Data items

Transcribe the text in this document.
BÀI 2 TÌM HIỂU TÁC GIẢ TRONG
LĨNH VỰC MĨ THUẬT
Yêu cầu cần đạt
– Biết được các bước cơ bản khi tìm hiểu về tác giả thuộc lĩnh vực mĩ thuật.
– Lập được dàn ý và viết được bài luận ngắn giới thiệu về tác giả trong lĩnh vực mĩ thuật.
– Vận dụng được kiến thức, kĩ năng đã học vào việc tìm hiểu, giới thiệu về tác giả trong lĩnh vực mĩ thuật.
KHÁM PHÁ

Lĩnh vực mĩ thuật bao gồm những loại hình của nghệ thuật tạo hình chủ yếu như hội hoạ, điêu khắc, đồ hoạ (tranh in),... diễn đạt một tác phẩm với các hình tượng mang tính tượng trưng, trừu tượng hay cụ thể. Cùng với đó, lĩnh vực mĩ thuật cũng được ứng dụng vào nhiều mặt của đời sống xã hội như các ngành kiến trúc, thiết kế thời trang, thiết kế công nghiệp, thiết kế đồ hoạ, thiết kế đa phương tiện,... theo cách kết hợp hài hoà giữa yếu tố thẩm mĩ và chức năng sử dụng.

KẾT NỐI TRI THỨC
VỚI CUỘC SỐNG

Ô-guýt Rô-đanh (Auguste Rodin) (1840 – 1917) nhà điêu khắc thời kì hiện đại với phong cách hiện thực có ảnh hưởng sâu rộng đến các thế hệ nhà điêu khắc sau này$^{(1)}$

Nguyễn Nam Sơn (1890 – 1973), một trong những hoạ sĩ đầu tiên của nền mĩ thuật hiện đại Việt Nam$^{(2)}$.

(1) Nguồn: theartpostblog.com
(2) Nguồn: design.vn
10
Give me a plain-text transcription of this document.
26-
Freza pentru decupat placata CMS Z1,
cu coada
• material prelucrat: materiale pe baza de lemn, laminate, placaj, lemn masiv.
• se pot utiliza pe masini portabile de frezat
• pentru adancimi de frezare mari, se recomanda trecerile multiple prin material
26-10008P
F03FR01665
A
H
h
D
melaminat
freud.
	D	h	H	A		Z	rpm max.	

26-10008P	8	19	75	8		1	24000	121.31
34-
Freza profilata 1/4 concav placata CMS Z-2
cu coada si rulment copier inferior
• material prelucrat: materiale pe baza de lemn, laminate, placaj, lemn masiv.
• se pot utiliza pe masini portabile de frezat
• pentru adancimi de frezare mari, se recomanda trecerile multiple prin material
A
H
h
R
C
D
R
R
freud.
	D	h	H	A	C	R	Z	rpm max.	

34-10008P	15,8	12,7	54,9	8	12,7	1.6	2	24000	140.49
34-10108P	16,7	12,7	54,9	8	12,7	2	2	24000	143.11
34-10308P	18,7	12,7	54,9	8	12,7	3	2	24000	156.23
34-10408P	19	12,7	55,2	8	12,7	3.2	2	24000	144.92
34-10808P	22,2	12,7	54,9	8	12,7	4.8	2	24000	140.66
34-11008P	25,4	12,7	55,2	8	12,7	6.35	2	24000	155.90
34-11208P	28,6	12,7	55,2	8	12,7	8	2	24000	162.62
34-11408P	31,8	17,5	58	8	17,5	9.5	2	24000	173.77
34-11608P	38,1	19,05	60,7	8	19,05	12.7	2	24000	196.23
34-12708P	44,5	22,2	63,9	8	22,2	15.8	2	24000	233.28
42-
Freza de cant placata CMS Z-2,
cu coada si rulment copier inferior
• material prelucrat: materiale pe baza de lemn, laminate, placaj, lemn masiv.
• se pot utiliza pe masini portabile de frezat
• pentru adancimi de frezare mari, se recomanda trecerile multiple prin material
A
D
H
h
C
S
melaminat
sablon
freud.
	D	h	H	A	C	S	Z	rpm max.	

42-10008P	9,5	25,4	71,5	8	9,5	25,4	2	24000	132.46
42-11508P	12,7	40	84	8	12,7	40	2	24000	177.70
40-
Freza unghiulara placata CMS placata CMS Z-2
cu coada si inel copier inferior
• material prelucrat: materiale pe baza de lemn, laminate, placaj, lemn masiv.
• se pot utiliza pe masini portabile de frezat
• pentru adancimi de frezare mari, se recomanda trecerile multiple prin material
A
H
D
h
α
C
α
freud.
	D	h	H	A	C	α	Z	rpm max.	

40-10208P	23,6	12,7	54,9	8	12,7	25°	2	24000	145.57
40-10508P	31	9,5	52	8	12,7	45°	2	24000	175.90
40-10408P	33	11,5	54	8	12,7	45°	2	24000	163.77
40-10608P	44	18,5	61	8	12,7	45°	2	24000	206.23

---

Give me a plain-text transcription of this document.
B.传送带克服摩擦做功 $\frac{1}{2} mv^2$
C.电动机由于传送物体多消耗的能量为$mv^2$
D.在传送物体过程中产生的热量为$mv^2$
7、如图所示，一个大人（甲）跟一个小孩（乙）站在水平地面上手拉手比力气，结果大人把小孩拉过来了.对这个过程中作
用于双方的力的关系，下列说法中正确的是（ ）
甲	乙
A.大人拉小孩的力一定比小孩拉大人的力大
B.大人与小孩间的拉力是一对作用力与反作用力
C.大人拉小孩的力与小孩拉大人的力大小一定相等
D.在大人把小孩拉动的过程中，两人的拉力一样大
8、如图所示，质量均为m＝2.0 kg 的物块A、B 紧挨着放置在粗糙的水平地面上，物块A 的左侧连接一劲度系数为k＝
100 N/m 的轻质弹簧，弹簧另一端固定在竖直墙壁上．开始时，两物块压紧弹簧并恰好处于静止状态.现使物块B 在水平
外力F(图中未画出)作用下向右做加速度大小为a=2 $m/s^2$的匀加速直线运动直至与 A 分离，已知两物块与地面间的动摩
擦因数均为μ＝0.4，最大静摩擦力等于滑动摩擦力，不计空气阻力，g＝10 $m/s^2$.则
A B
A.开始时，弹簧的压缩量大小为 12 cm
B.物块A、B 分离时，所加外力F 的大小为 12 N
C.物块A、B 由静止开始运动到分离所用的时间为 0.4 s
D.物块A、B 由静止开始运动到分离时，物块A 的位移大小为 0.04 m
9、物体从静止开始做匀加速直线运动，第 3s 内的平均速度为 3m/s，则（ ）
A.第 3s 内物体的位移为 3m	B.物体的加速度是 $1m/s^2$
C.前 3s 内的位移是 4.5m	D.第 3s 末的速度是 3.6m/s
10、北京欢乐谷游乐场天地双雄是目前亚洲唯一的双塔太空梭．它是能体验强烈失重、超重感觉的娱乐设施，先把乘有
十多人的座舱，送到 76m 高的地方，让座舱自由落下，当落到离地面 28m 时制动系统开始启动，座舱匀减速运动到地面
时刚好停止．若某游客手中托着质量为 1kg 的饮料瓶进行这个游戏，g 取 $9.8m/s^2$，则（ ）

==

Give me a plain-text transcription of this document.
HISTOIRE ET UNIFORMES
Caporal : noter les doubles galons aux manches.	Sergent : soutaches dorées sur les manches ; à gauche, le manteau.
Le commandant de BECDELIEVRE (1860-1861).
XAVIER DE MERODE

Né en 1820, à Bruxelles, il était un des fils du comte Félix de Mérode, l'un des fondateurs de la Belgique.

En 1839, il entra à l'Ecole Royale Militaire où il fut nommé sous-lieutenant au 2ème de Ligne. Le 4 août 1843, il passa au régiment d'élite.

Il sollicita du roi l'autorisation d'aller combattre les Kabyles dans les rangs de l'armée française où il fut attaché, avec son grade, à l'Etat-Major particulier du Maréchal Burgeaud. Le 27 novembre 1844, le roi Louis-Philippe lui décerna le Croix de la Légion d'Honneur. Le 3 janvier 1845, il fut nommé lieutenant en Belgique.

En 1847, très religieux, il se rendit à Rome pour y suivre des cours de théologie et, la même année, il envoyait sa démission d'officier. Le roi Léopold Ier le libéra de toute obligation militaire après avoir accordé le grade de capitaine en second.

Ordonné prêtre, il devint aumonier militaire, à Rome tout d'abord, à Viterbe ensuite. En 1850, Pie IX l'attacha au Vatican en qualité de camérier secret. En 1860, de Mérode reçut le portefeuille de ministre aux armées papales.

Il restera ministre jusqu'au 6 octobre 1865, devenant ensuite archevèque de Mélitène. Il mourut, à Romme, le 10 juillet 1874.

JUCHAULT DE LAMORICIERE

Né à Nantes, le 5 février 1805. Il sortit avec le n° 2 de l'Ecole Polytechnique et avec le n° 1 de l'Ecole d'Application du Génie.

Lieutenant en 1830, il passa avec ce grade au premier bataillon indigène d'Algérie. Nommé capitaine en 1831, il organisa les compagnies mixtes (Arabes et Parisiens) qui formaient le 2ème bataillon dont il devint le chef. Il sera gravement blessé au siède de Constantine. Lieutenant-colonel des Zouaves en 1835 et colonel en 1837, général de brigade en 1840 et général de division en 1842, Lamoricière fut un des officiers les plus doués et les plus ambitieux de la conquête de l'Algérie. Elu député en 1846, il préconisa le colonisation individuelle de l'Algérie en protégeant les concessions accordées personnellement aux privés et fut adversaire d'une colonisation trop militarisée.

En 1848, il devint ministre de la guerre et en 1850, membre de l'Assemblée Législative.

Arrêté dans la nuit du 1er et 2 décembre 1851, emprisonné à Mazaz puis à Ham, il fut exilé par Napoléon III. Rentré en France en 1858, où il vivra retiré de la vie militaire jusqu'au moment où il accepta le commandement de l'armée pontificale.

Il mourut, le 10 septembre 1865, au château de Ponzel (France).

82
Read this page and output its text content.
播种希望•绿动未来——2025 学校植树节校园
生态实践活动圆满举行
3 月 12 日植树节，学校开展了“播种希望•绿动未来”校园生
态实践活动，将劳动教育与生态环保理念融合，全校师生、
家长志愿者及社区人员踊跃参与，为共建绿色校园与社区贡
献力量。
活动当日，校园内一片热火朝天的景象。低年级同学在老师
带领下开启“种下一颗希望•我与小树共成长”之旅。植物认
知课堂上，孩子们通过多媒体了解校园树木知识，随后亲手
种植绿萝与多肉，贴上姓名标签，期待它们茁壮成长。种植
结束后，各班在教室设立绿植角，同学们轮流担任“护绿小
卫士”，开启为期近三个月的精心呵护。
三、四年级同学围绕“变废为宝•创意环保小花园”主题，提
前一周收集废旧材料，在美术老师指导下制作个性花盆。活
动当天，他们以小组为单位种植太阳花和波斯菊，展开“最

(Task brief) Each line in the listing above either holds the string "hiện" or does not; state how many do, giving the number only.

(Correct response) 2